> **TRY IT**:
Look for the string "from" in the material below. Copy every line where you find it.

> **INPUT DATA**:
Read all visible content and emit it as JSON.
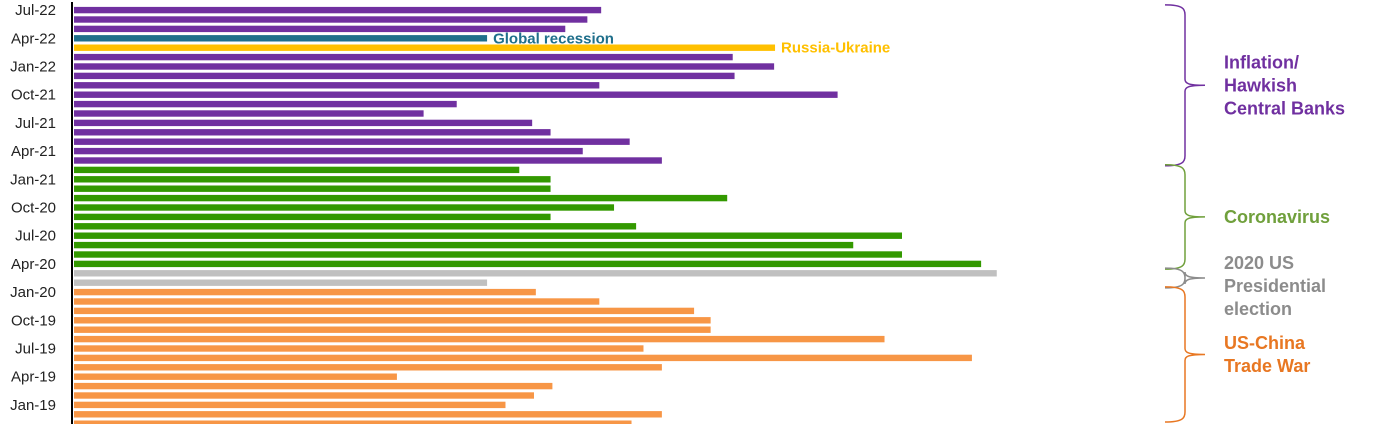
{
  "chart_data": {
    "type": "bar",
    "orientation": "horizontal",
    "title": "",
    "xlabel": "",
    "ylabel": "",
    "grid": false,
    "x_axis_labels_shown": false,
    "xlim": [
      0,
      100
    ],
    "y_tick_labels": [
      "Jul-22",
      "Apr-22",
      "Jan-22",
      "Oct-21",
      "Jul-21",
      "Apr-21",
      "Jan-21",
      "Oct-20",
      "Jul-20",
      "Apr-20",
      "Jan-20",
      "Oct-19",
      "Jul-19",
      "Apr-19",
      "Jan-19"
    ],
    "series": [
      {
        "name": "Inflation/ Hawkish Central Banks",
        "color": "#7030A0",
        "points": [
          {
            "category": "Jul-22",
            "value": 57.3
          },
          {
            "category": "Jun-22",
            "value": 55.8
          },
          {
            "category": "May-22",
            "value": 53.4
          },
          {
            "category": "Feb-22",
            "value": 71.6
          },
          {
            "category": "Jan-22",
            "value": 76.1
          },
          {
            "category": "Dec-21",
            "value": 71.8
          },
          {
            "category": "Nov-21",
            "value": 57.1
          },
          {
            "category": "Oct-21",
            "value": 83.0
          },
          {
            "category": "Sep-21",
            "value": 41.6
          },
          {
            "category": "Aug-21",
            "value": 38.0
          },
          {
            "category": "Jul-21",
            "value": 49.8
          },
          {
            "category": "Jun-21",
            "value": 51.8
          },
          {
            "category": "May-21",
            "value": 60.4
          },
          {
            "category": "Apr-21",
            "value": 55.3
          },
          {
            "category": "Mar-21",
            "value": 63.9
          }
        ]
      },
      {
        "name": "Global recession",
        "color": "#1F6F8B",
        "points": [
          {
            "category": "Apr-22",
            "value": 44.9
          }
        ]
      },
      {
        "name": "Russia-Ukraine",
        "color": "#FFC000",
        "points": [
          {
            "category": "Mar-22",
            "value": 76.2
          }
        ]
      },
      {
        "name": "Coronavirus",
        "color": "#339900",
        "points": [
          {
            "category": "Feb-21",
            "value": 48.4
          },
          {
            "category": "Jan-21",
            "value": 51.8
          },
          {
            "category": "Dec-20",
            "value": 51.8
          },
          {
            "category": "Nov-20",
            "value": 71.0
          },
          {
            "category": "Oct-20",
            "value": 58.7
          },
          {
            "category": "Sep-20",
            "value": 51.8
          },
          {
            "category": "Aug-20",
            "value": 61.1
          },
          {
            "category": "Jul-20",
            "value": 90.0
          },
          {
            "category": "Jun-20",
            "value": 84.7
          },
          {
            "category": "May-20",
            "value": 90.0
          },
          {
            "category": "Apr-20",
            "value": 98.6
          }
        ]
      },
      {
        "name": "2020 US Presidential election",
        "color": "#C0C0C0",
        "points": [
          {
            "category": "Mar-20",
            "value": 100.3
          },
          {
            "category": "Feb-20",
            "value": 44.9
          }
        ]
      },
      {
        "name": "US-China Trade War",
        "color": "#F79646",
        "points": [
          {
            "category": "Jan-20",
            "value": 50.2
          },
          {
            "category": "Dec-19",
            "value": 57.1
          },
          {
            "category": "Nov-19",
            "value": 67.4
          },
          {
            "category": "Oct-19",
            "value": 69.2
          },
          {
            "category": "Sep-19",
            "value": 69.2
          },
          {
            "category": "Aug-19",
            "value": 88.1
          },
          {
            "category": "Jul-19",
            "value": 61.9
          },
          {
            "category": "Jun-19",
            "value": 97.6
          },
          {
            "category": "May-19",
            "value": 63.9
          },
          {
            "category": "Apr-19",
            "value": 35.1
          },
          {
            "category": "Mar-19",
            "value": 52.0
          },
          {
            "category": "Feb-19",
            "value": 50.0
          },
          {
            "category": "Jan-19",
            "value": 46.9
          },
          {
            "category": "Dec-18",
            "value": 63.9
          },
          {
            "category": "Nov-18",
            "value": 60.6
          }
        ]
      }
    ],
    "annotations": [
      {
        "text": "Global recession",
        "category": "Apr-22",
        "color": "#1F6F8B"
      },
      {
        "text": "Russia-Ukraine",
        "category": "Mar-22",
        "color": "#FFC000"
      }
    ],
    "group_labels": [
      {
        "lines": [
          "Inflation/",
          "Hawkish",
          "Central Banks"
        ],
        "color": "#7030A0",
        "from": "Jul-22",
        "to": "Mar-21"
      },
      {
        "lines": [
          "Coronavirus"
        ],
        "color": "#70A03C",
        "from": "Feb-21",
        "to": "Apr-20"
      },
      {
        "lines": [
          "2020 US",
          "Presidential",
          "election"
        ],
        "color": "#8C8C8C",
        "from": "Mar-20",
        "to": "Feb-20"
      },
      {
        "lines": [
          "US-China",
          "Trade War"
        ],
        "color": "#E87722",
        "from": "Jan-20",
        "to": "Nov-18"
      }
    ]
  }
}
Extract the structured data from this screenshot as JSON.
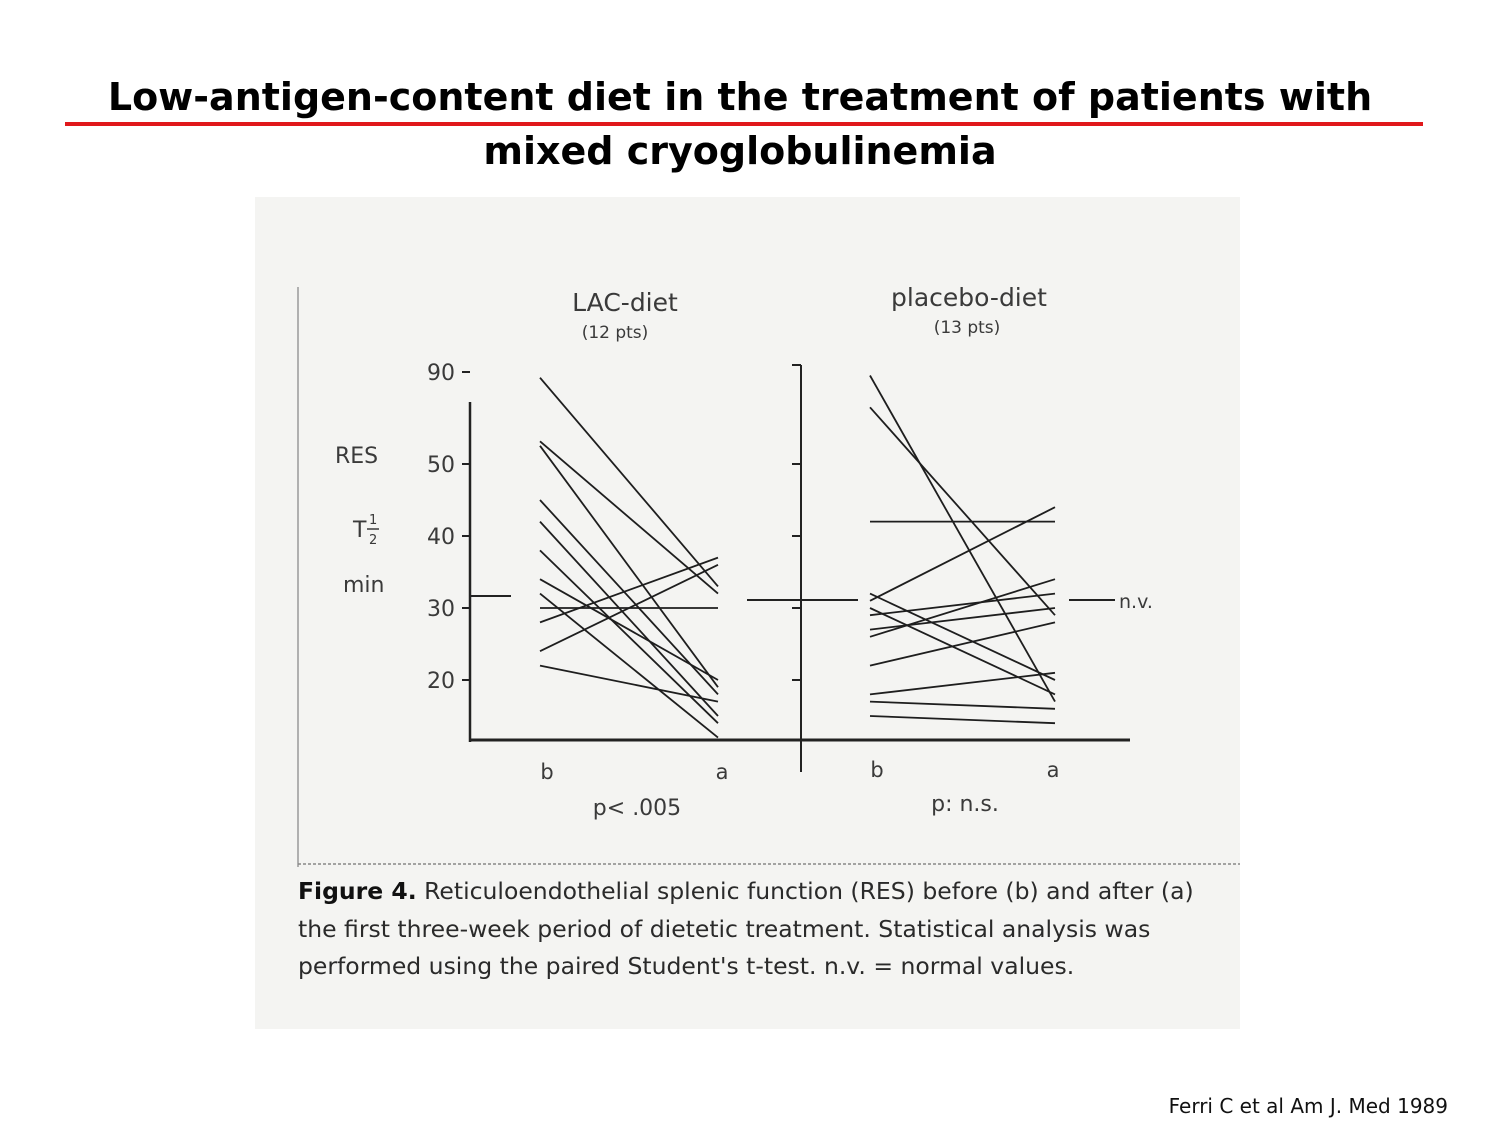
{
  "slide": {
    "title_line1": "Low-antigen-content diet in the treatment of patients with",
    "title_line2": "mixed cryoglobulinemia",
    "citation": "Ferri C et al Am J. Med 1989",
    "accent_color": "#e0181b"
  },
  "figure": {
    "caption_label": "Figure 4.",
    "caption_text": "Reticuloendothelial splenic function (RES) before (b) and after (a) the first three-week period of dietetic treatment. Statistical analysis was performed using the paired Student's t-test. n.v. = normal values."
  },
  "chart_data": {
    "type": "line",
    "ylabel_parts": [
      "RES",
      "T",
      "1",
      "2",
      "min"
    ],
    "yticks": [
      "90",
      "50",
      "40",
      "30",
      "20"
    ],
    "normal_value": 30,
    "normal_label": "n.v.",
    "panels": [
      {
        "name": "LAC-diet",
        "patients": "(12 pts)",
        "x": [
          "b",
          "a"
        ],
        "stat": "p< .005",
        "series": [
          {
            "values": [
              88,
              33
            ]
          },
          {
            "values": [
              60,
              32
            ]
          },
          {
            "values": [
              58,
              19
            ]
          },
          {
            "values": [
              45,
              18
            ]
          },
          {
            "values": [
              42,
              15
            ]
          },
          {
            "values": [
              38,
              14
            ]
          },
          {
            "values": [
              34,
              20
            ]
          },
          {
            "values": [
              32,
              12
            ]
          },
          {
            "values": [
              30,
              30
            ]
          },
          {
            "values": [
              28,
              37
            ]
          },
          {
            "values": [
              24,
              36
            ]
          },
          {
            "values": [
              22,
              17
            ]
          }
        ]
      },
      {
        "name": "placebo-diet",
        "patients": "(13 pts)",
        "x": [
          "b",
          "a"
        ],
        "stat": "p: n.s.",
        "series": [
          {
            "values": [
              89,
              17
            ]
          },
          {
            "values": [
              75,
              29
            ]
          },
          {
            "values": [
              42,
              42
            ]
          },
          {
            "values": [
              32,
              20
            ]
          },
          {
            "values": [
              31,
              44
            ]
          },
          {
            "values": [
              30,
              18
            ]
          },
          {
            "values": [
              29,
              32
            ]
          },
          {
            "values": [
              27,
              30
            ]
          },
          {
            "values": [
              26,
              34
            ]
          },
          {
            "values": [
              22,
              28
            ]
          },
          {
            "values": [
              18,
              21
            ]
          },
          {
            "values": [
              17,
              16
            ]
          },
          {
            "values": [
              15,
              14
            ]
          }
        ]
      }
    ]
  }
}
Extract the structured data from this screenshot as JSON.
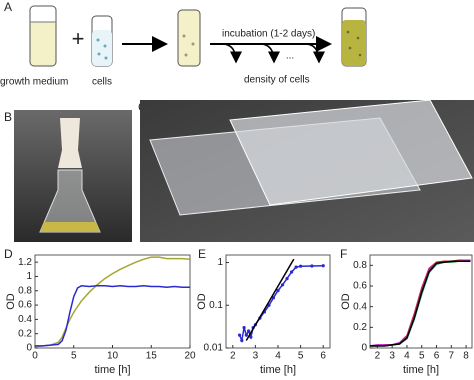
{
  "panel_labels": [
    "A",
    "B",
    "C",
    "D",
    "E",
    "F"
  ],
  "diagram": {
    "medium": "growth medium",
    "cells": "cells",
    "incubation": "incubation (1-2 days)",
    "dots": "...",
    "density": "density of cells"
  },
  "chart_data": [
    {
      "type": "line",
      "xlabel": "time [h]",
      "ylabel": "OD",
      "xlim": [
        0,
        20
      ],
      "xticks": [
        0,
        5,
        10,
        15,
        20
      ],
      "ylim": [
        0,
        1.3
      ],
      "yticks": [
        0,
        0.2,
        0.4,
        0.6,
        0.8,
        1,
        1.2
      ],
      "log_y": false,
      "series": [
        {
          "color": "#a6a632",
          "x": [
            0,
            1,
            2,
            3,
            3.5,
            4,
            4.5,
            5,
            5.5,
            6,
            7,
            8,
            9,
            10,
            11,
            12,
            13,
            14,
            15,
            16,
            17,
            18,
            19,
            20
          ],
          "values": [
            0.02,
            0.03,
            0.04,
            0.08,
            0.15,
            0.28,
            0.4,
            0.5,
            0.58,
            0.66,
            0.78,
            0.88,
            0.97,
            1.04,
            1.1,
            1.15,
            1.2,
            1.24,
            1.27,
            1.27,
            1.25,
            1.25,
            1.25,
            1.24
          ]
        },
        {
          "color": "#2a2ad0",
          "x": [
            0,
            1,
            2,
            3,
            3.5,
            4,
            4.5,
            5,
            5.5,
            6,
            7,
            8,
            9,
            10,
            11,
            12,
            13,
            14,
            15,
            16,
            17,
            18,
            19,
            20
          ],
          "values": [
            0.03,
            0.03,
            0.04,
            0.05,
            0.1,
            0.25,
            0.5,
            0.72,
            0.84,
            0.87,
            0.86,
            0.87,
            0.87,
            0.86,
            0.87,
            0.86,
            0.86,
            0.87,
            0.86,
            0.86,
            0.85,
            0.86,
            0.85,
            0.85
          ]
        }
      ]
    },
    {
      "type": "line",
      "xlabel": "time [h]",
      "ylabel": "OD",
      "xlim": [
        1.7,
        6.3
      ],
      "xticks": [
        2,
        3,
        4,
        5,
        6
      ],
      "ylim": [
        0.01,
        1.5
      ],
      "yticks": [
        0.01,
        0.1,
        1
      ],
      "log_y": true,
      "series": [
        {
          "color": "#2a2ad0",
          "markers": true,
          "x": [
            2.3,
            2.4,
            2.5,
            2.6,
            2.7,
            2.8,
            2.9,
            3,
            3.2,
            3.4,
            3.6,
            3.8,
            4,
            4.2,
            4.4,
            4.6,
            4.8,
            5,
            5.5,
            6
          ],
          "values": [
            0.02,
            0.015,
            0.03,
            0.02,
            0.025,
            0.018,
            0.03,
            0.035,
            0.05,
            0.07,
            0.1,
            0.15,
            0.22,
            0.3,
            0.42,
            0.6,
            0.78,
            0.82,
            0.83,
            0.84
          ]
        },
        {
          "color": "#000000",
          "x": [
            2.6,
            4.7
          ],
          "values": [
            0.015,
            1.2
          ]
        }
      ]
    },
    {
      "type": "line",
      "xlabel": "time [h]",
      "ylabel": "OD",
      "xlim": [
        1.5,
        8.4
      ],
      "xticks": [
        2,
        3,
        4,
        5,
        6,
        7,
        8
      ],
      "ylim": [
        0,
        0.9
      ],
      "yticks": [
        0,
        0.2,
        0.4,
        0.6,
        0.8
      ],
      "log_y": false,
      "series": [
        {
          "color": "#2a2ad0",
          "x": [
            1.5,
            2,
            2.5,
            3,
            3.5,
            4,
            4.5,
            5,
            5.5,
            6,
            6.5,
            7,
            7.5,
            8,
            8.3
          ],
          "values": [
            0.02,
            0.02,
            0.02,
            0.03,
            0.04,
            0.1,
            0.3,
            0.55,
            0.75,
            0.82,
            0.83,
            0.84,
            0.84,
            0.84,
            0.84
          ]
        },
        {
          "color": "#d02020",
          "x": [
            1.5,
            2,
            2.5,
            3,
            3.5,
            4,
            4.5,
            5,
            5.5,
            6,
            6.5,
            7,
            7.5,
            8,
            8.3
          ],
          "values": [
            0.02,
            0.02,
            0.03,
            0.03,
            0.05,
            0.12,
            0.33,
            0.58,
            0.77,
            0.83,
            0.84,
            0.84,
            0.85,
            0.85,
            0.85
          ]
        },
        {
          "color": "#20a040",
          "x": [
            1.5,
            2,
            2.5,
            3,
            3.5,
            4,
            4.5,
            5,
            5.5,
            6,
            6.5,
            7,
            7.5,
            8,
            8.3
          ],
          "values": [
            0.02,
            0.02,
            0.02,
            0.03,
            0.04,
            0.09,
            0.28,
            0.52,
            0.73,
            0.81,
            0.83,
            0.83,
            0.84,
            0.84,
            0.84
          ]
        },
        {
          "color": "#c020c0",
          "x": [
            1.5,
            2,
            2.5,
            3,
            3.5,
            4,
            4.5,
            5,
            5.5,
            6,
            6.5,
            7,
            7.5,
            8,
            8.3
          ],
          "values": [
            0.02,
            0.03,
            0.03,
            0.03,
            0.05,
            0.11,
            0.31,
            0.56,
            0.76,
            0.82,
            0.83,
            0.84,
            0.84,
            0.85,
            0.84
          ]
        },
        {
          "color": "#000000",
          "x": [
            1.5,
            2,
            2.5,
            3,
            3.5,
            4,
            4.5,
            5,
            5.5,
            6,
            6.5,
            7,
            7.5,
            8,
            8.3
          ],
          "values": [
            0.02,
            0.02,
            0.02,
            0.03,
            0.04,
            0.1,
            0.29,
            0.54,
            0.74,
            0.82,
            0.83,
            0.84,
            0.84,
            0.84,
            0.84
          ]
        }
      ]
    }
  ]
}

> **SOLUTION TO THE PROBLEM**:
        "from": "Jul-22",
        "from": "Feb-21",
        "from": "Mar-20",
        "from": "Jan-20",
Extract the structured data from this screenshot as JSON.
Extract the structured data from this screenshot as JSON.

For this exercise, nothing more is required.